> Task to complete:
Go through the records and extract every line with the word "droughtmonitor".

Collected data
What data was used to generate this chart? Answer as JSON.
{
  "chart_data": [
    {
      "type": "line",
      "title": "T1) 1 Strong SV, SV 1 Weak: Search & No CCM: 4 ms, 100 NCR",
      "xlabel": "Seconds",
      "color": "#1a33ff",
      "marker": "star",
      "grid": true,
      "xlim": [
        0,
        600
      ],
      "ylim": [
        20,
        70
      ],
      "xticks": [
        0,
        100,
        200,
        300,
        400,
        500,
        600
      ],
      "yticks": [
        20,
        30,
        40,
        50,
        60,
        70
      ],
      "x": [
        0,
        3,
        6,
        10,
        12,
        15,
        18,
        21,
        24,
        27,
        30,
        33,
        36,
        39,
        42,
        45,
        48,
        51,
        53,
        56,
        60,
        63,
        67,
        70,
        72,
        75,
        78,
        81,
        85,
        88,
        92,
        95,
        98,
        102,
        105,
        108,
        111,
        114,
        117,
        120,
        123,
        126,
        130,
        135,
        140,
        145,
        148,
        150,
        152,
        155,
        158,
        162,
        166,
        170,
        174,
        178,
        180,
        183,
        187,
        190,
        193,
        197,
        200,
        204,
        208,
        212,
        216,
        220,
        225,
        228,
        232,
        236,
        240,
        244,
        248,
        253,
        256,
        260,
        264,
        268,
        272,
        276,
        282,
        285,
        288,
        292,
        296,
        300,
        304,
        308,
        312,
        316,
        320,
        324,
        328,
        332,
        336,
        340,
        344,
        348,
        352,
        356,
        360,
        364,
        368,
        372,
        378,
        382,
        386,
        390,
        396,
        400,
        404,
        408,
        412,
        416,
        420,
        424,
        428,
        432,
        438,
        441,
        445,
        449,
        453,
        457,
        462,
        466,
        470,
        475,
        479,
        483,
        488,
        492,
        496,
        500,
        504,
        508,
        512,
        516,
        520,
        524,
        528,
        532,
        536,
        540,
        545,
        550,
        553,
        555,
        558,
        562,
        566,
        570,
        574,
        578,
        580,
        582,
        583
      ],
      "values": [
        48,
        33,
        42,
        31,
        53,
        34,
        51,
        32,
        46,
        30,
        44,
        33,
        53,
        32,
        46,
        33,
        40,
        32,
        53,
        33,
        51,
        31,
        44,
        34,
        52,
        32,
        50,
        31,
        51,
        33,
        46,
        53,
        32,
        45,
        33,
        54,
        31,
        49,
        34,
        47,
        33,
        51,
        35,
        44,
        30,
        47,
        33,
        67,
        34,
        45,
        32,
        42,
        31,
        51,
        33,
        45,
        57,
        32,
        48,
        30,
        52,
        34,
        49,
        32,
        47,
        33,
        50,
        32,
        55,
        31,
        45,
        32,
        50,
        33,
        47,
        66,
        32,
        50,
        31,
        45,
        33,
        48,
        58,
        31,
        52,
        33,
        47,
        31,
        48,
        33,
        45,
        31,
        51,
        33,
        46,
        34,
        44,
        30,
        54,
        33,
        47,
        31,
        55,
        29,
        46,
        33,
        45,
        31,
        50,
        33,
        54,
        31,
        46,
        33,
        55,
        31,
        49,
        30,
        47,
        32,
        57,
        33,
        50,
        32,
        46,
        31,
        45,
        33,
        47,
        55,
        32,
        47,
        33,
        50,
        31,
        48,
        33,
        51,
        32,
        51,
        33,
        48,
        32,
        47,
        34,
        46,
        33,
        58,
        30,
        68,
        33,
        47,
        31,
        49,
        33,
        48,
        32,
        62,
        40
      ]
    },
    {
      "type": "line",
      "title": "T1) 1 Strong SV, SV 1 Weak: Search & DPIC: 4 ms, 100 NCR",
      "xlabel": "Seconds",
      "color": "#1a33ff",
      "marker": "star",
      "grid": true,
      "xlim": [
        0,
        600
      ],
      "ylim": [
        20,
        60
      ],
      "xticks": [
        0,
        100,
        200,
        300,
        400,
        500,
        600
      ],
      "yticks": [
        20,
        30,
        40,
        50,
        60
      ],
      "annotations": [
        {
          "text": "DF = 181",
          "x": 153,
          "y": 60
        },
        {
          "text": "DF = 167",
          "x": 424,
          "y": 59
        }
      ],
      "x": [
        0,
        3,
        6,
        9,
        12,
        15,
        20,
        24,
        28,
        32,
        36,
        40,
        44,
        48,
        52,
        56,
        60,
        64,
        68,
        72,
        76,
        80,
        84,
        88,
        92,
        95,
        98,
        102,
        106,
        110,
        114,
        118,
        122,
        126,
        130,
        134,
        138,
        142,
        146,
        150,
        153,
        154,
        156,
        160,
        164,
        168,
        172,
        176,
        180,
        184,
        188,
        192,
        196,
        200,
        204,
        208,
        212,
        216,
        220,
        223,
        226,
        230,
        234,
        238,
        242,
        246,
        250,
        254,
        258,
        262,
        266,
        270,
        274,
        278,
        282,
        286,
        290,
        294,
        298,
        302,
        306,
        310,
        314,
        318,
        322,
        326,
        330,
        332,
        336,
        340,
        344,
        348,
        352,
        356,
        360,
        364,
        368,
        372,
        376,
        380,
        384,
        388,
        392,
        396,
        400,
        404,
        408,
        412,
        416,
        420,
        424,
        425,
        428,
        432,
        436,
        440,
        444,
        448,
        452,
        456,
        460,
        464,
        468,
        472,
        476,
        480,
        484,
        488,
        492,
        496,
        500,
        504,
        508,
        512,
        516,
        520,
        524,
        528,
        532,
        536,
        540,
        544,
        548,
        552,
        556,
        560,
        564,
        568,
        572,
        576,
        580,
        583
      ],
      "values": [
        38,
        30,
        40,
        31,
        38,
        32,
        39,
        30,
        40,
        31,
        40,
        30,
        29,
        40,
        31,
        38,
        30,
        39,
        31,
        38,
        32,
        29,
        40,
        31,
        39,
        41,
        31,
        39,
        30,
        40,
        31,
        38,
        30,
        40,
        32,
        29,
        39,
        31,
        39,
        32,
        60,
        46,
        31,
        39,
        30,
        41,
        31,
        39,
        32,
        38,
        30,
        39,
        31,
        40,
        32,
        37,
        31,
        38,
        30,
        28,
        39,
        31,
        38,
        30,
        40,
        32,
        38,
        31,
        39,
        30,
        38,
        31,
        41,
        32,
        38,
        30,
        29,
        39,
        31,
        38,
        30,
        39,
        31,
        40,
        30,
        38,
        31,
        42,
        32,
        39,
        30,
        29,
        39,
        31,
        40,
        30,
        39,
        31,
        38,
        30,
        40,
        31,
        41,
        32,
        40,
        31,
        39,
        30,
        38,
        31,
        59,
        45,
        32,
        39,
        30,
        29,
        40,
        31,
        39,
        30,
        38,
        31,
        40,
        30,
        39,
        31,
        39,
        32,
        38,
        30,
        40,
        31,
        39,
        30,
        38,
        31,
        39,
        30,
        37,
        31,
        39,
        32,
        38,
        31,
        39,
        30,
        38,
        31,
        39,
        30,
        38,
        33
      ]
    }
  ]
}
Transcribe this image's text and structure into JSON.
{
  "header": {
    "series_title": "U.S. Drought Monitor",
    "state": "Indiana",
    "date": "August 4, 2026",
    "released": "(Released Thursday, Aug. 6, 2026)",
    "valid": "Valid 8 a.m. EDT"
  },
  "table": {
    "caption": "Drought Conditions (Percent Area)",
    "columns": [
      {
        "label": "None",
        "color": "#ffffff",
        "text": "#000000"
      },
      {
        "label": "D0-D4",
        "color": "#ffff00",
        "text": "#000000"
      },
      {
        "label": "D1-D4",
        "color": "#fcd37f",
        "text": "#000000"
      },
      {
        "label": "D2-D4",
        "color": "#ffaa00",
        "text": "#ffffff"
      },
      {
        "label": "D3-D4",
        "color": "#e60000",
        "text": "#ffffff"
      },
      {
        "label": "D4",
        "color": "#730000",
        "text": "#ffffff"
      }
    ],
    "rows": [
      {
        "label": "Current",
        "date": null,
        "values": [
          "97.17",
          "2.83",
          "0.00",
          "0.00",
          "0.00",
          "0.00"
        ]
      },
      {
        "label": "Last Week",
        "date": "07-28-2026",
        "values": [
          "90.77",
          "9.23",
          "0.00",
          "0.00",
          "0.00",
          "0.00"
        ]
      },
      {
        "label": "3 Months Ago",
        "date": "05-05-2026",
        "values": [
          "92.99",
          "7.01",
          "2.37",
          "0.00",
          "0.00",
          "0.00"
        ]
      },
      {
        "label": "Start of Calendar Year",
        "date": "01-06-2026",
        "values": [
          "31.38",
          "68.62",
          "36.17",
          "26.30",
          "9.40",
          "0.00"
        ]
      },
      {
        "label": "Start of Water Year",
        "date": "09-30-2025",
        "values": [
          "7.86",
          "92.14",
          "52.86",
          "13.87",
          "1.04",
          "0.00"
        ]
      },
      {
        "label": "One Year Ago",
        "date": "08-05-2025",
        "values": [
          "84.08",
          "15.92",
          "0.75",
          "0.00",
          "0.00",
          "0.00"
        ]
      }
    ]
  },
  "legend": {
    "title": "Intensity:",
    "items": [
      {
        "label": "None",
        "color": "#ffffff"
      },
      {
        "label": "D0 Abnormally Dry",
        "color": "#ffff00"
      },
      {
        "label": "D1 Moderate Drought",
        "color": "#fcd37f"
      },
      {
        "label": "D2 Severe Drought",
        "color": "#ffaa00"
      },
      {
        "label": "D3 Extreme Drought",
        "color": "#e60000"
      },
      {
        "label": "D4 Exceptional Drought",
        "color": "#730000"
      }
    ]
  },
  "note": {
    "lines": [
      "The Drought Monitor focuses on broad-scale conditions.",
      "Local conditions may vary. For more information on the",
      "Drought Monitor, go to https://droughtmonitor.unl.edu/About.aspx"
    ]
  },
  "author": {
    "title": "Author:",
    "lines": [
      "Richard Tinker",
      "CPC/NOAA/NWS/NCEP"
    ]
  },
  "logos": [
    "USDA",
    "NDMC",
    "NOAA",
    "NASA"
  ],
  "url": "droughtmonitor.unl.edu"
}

> Solution for this exercise:
      "Drought Monitor, go to https://droughtmonitor.unl.edu/About.aspx"
  "url": "droughtmonitor.unl.edu"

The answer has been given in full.